Task set:
1) In the discussion of hanging Java processes, what happens to the spawned process when the Java process that started it is killed?
2) Reproduce word for word the part of the discussion of hanging Java processes that opens with the words containing "If you don't even" and closes with "Linux install ;)".

Selected passage:
· · ·
Basically the result is that, to the user, the program APPEARS to have crashed, but killing the Java process that drives the ProcessBuilder.start() Process actually allows the created Process to resume its normal behavior. This means that something in the Java application is interfering with the spawned Process, but I have absolutely no idea what, at this point. (Hence why I tried separating it into another thread, which didn't seem to resolve anything)
If anyone has any input/thoughts, please let me know, as I can't for the life of me think of how to solve this problem.
Edit: I have no concern over the I/O stream created from the Process, and have thus taken no steps to deal with that--could this cause a hang in the Process itself?
If the process writes to stderr or stdout, and you're not reading it - it will just "hang" , blocking when writing to stdout/err. Either redirect stdout/err to /dev/null using a shell or merge stdout/err with redirectErrorStream(true) and spawn another thread that reads from stdout of the process
You want the trick?
Don't start your process from ProcessBuilder.start(). Don't try to mess with stream redirection/consumption from Java (especially if you give no s**t about it ; )
Use ProcessBuilder.start() to start a little shell script that gobbles all the input/output streams.
Something like that:
#!/bin/bash
nohup $1 >/dev/null 2>error.log &
That is: if you don't care about stdout and still want to log stderr (do you?) to a file (error.log here).
If you don't even care about stderr, just redirect it to stdout:
#!/bin/bash
nohup $1 >/dev/null 2>1 &
And you call that tiny script from Java, giving it as an argument the name of the process you want to run.
If a process running on Linux that is redirecting both stdout and stderr to /dev/null still produce anything then you've got a broken, non-compliant, Linux install ;)
In other word: the above Just Works [TM] and get rid of the problematic "you need to consume the streams in this and that order bla bla bla Java-specific non-sense".
The thread running the process may block if it does not handle the output. This can be done by spawning a new thread that reads the output of the process.
final ProcessBuilder builder = new ProcessBuilder("script")
.redirectErrorStream(true)
· · ·
Dataset:

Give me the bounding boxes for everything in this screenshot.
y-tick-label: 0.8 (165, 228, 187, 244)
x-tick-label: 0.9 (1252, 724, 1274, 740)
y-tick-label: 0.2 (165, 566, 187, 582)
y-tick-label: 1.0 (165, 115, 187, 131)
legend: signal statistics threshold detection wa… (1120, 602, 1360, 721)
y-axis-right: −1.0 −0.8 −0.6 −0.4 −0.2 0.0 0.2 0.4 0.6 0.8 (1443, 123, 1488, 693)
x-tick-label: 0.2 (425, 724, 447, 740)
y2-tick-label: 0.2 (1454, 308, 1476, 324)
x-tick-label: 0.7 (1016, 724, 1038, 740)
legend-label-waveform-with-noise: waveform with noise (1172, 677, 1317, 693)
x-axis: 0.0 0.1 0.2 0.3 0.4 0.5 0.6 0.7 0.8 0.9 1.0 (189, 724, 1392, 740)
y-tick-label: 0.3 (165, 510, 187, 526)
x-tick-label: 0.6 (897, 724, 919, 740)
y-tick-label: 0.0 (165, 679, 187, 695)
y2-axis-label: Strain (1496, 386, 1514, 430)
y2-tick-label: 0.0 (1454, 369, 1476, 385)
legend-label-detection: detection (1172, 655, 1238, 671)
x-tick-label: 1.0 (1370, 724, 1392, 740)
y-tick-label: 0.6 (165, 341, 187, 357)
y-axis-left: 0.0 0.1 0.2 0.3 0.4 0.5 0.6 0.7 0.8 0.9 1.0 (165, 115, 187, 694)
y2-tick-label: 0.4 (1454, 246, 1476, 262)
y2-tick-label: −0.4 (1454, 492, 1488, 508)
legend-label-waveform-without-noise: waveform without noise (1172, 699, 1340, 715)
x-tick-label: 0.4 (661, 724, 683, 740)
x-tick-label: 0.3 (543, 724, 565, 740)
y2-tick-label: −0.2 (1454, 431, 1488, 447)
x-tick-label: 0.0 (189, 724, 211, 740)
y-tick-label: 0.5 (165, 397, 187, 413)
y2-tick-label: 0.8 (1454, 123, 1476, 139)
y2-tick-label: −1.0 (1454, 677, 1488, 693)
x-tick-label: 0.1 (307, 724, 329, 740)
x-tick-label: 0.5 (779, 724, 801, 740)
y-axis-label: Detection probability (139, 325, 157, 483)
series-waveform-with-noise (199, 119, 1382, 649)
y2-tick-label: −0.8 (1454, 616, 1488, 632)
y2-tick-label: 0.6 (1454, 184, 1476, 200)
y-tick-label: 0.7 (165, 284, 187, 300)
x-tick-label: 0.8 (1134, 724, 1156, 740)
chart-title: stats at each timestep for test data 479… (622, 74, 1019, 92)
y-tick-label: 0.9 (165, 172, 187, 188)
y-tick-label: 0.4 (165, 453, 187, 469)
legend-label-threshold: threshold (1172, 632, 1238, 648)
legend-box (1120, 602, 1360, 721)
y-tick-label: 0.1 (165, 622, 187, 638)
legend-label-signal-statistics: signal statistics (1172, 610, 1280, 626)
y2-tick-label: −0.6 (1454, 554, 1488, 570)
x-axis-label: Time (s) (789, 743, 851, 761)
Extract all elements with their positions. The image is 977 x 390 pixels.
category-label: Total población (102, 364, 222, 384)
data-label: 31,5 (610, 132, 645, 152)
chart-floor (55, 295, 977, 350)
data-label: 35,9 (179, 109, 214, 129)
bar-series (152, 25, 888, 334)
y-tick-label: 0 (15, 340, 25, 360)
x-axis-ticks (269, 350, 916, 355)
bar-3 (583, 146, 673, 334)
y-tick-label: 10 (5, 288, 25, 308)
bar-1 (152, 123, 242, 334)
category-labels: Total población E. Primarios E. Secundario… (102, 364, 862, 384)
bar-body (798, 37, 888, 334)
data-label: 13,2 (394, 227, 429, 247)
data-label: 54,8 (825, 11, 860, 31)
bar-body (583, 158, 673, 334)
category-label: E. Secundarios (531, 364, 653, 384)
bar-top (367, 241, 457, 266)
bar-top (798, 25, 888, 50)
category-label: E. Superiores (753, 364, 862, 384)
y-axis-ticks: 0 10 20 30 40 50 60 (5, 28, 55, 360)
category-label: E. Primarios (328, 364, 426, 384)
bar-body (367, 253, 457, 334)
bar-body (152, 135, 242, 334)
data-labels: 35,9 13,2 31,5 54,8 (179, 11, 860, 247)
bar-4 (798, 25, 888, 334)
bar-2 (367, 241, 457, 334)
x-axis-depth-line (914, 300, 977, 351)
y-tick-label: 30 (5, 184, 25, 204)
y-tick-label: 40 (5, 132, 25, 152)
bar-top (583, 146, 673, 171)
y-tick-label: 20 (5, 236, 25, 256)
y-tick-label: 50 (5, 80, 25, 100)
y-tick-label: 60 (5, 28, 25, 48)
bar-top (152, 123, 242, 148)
· · ·
Answer set:
1) It resumes its normal behavior.

2)
If you don't even care about stderr, just redirect it to stdout:
#!/bin/bash
nohup $1 >/dev/null 2>1 &
And you call that tiny script from Java, giving it as an argument the name of the process you want to run.
If a process running on Linux that is redirecting both stdout and stderr to /dev/null still produce anything then you've got a broken, non-compliant, Linux install ;)